Copy the lines of the records verbatim, from the line with "- button[interactable]: Map: [0, 95, 414, 191]" through the line with "- staticText: 观山湖区全安项目: [23, 216, 159, 237]", including both of those lines.

----- RECORDED DATA -----

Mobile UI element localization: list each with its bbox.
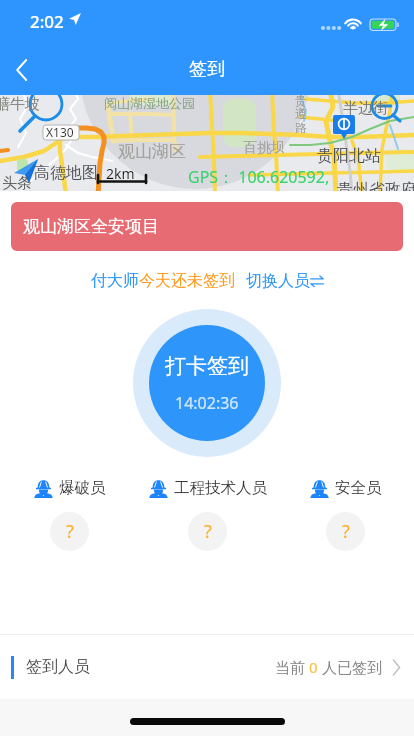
- button[interactable]: Map: [0, 95, 414, 191]
- button[interactable]: 安全员: [276, 477, 414, 551]
- staticText: 切换人员: [246, 271, 310, 291]
- staticText: 打卡签到: [165, 353, 249, 379]
- staticText: 贵 遵 路: [295, 95, 307, 136]
- staticText: ?: [204, 519, 212, 544]
- button[interactable]: 签到人员: [0, 635, 414, 699]
- staticText: 观山湖区全安项目: [23, 216, 159, 237]
- staticText: 头条: [2, 174, 32, 191]
- staticText: 0: [309, 657, 318, 677]
- staticText: 贵阳北站: [317, 146, 381, 166]
- button[interactable]: Back: [0, 48, 44, 92]
- staticText: 2:02: [30, 10, 64, 33]
- button[interactable]: 观山湖区全安项目: [11, 202, 403, 251]
- staticText: 安全员: [335, 478, 382, 498]
- staticText: 签到人员: [26, 657, 90, 677]
- staticText: ?: [342, 519, 350, 544]
- staticText: 观山湖区: [118, 141, 186, 162]
- staticText: 付大师: [91, 271, 139, 291]
- staticText: 百挑坝: [243, 139, 285, 157]
- button[interactable]: 切换人员: [246, 271, 324, 291]
- staticText: 当前: [275, 657, 309, 677]
- button[interactable]: 打卡签到: [149, 325, 265, 441]
- staticText: 人已签到: [318, 657, 382, 677]
- button[interactable]: 工程技术人员: [138, 477, 276, 551]
- staticText: 工程技术人员: [174, 478, 267, 498]
- staticText: 阅山湖湿地公园: [104, 95, 195, 111]
- staticText: GPS： 106.620592,: [188, 166, 330, 188]
- staticText: 14:02:36: [175, 392, 239, 414]
- staticText: 2km: [106, 164, 135, 183]
- button[interactable]: 爆破员: [0, 477, 138, 551]
- staticText: 签到: [189, 58, 225, 81]
- staticText: 贵州省政府: [337, 180, 414, 191]
- staticText: 高德地图: [34, 163, 98, 183]
- staticText: 今天还未签到: [139, 271, 235, 291]
- staticText: X130: [46, 124, 74, 140]
- staticText: 膳牛坡: [0, 95, 40, 114]
- staticText: 爆破员: [59, 478, 106, 498]
- staticText: 半边街: [343, 99, 388, 118]
- staticText: ?: [66, 519, 74, 544]
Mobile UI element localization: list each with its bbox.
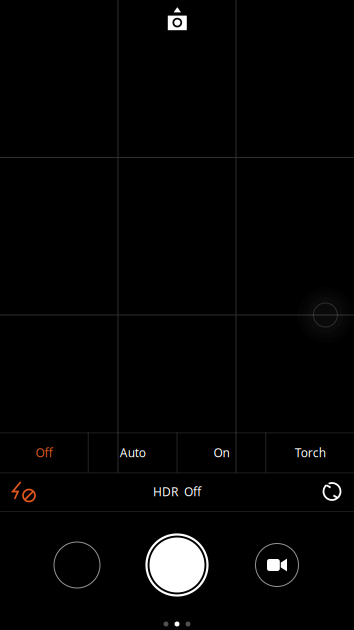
button[interactable]: Off (0, 432, 88, 472)
button[interactable]: Switch camera (314, 474, 350, 508)
staticText: Auto (120, 444, 146, 460)
button[interactable]: Photo library (42, 530, 112, 600)
button[interactable]: Torch (266, 432, 354, 472)
staticText: Off (35, 444, 52, 460)
button[interactable]: HDR Off (117, 474, 237, 508)
button[interactable]: On (178, 432, 265, 472)
staticText: On (213, 444, 229, 460)
button[interactable]: Record video (242, 530, 312, 600)
staticText: HDR Off (153, 484, 201, 499)
button[interactable]: Take photo (137, 525, 217, 605)
button[interactable]: Flash off (4, 474, 44, 508)
staticText: Torch (295, 444, 326, 460)
button[interactable]: Auto (89, 432, 177, 472)
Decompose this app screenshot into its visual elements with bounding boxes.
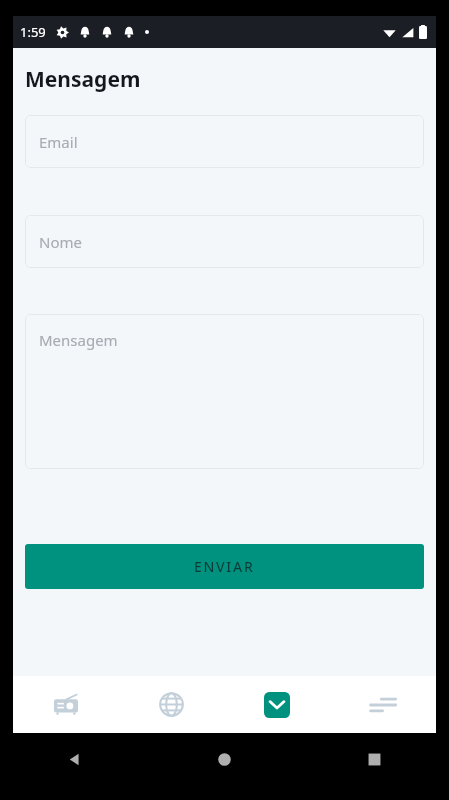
button[interactable]: Recents bbox=[299, 733, 449, 785]
staticText: Email bbox=[39, 132, 78, 152]
staticText: Mensagem bbox=[25, 65, 141, 94]
button[interactable]: Web bbox=[118, 676, 224, 733]
button[interactable]: Back bbox=[0, 733, 149, 785]
button[interactable]: Home bbox=[149, 733, 299, 785]
button[interactable]: Email bbox=[25, 115, 424, 168]
staticText: 1:59 bbox=[20, 23, 46, 41]
button[interactable]: Menu bbox=[330, 676, 436, 733]
button[interactable]: Radio bbox=[13, 676, 118, 733]
button[interactable]: Messages bbox=[224, 676, 330, 733]
staticText: ENVIAR bbox=[194, 557, 255, 576]
staticText: Nome bbox=[39, 232, 82, 252]
staticText: Mensagem bbox=[39, 330, 118, 350]
button[interactable]: Nome bbox=[25, 215, 424, 268]
button[interactable]: Mensagem bbox=[25, 314, 424, 469]
button[interactable]: ENVIAR bbox=[25, 544, 424, 589]
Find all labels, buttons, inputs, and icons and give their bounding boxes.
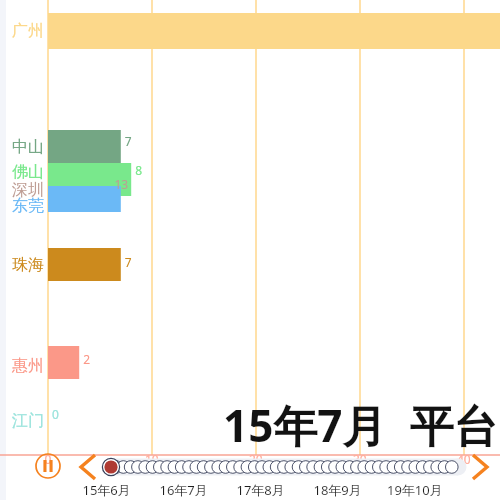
button[interactable]: Next bbox=[468, 454, 492, 478]
button[interactable]: Pause bbox=[36, 454, 60, 478]
button[interactable] bbox=[0, 0, 500, 500]
button[interactable]: Previous bbox=[76, 454, 100, 478]
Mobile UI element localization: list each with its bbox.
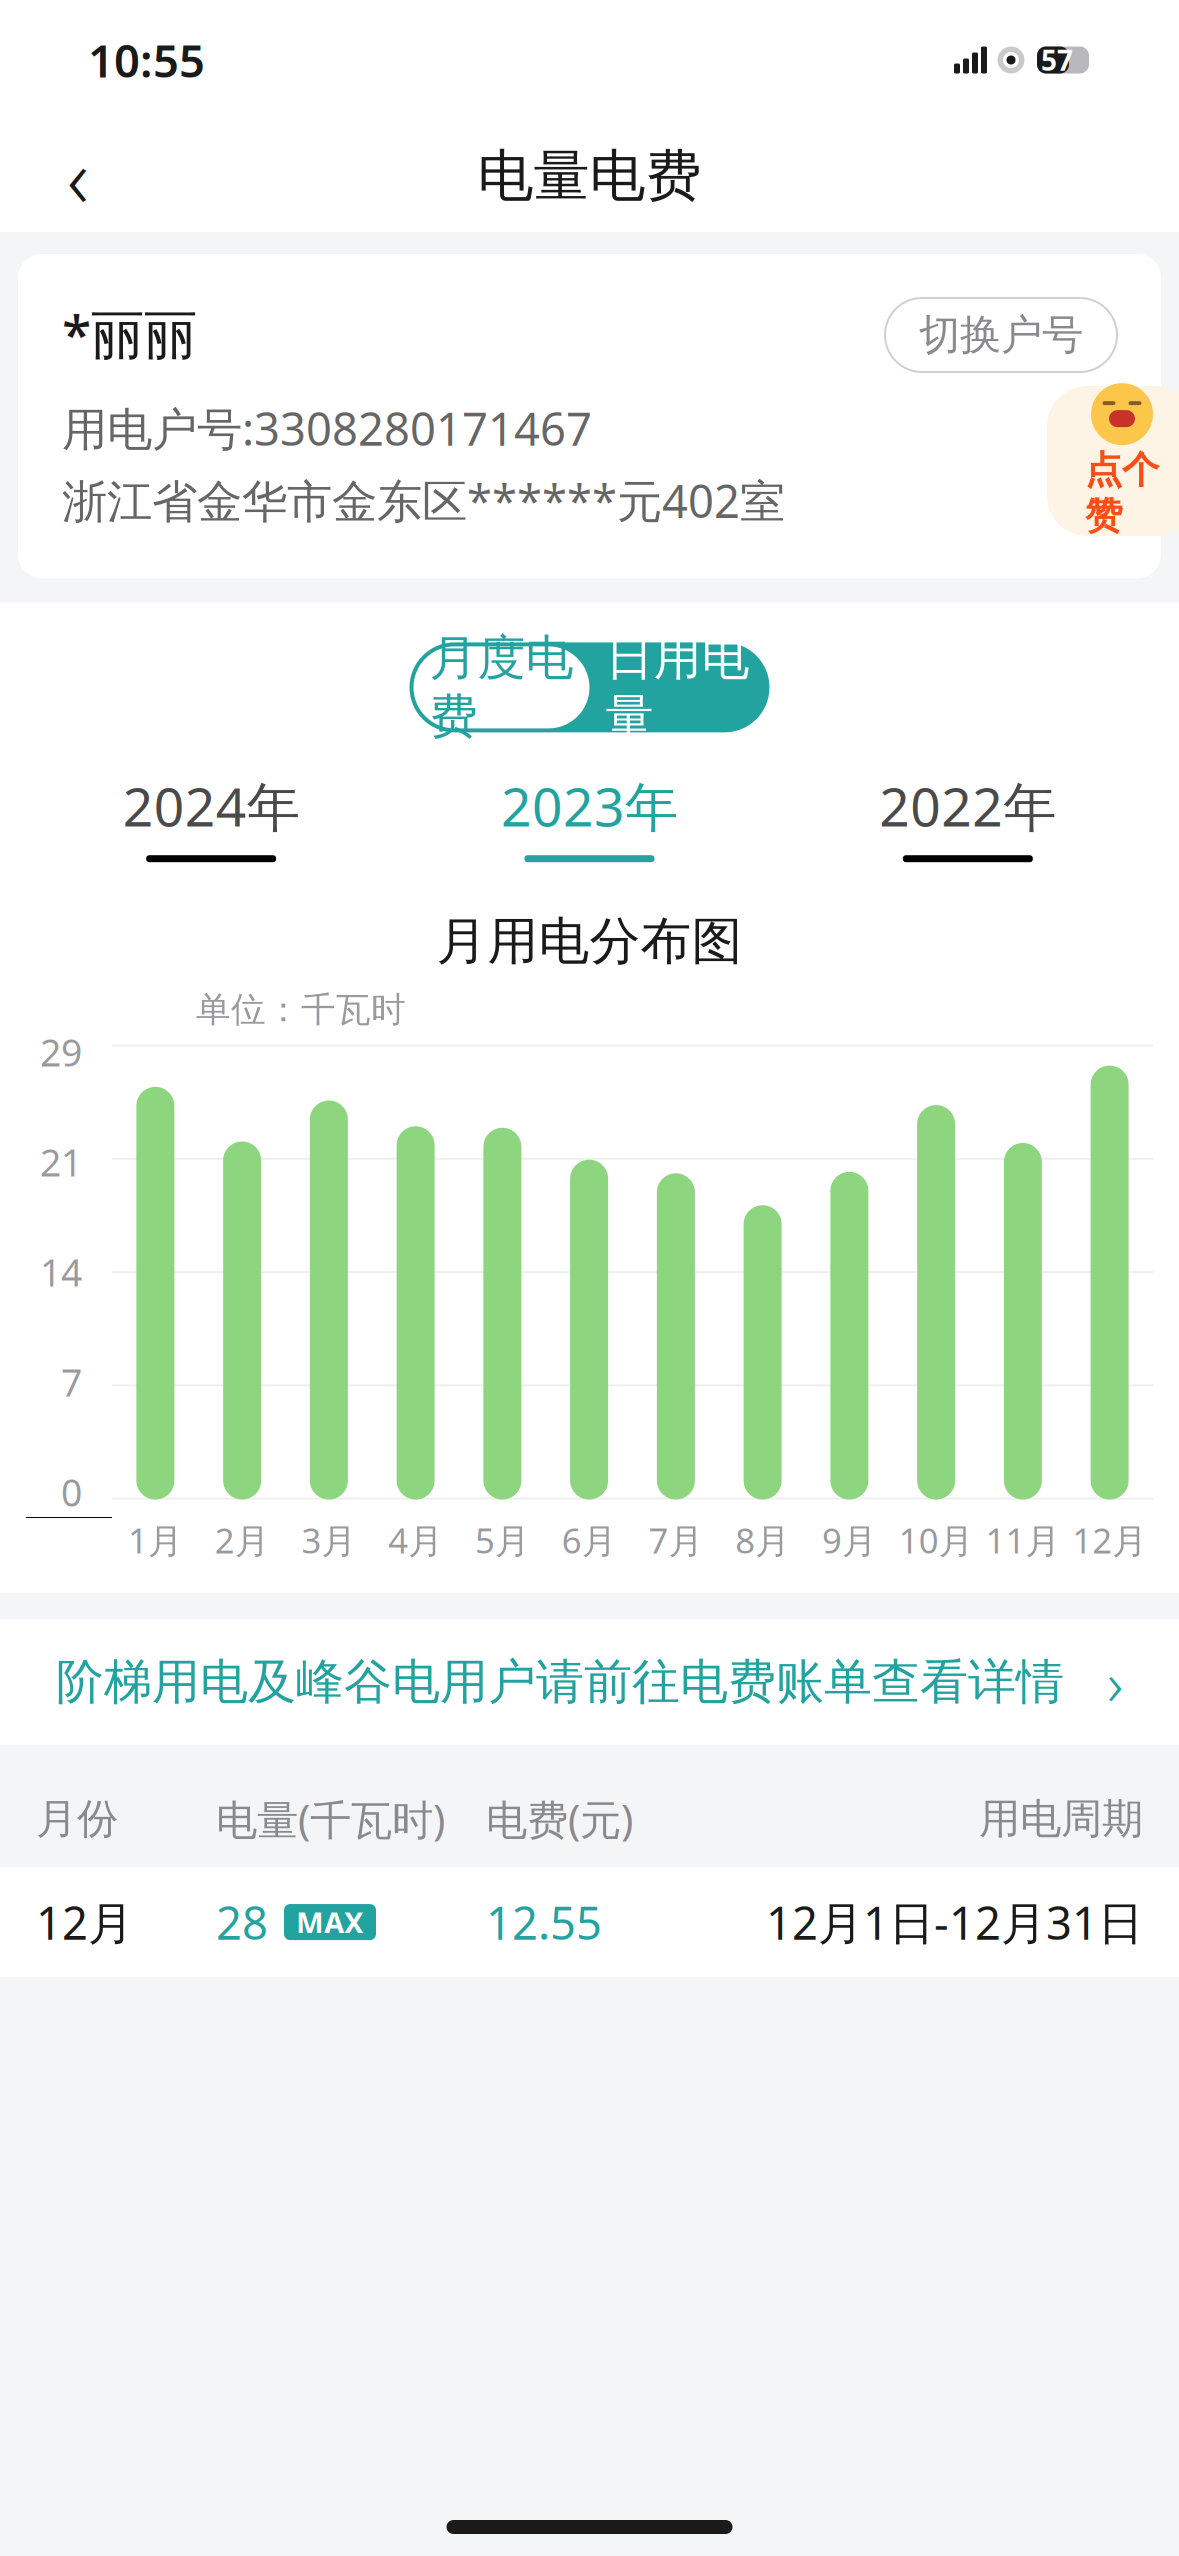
staticText: 电量(千瓦时) [216, 1792, 445, 1846]
staticText: 10:55 [88, 30, 205, 90]
staticText: 2022年 [879, 770, 1056, 841]
button[interactable]: 日用电量 [590, 646, 766, 728]
button[interactable]: 切换户号 [885, 298, 1117, 372]
staticText: 7 [61, 1357, 82, 1407]
staticText: 日用电量 [606, 628, 750, 746]
button[interactable]: 2023年 [400, 770, 779, 862]
staticText: 阶梯用电及峰谷电用户请前往电费账单查看详情 [56, 1653, 1064, 1712]
staticText: 2023年 [501, 770, 678, 841]
button[interactable]: 2022年 [779, 770, 1157, 862]
staticText: 6月 [562, 1517, 617, 1563]
button[interactable]: 12月 [0, 1867, 1179, 1977]
staticText: *丽丽 [62, 298, 197, 369]
staticText: 切换户号 [919, 310, 1083, 360]
staticText: 11月 [985, 1517, 1060, 1563]
staticText: 电量电费 [478, 142, 702, 210]
staticText: 浙江省金华市金东区******元402室 [62, 470, 785, 530]
staticText: 单位：千瓦时 [196, 988, 406, 1031]
button[interactable]: 返回 [30, 128, 126, 224]
staticText: 12月1日-12月31日 [766, 1892, 1143, 1952]
staticText: 月用电分布图 [436, 910, 742, 972]
staticText: 月度电费 [430, 628, 574, 746]
staticText: 2月 [215, 1517, 270, 1563]
staticText: 0 [61, 1467, 82, 1517]
staticText: 12月 [1072, 1517, 1147, 1563]
staticText: 点个赞 [1085, 447, 1159, 539]
staticText: 电费(元) [486, 1792, 633, 1846]
staticText: 14 [40, 1247, 82, 1297]
staticText: 21 [40, 1137, 82, 1187]
staticText: 用电户号:3308280171467 [62, 398, 592, 458]
staticText: 5月 [475, 1517, 530, 1563]
button[interactable]: 阶梯用电及峰谷电用户请前往电费账单查看详情 [0, 1619, 1179, 1745]
staticText: 8月 [735, 1517, 790, 1563]
staticText: 2024年 [123, 770, 300, 841]
staticText: 9月 [822, 1517, 877, 1563]
staticText: 57 [1041, 41, 1073, 79]
button[interactable]: 月度电费 [414, 646, 590, 728]
staticText: 7月 [648, 1517, 703, 1563]
staticText: 12月 [36, 1892, 133, 1952]
staticText: 3月 [301, 1517, 356, 1563]
staticText: 12.55 [486, 1892, 602, 1952]
staticText: 28 [216, 1892, 268, 1952]
staticText: 10月 [899, 1517, 974, 1563]
button[interactable]: 点个赞 [1047, 386, 1179, 536]
staticText: 1月 [128, 1517, 183, 1563]
staticText: 29 [40, 1027, 82, 1077]
staticText: › [1107, 1641, 1123, 1723]
staticText: MAX [296, 1903, 364, 1942]
staticText: 月份 [36, 1794, 118, 1844]
staticText: ‹ [67, 121, 89, 231]
staticText: 4月 [388, 1517, 443, 1563]
staticText: 用电周期 [979, 1794, 1143, 1844]
button[interactable]: 2024年 [22, 770, 400, 862]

-----

CORRECT OUTPUT:
- button[interactable]: Map: [0, 95, 414, 191]
- button[interactable]: 安全员: [276, 477, 414, 551]
- staticText: 切换人员: [246, 271, 310, 291]
- staticText: 打卡签到: [165, 353, 249, 379]
- staticText: 贵 遵 路: [295, 95, 307, 136]
- staticText: ?: [204, 519, 212, 544]
- button[interactable]: 签到人员: [0, 635, 414, 699]
- staticText: 观山湖区全安项目: [23, 216, 159, 237]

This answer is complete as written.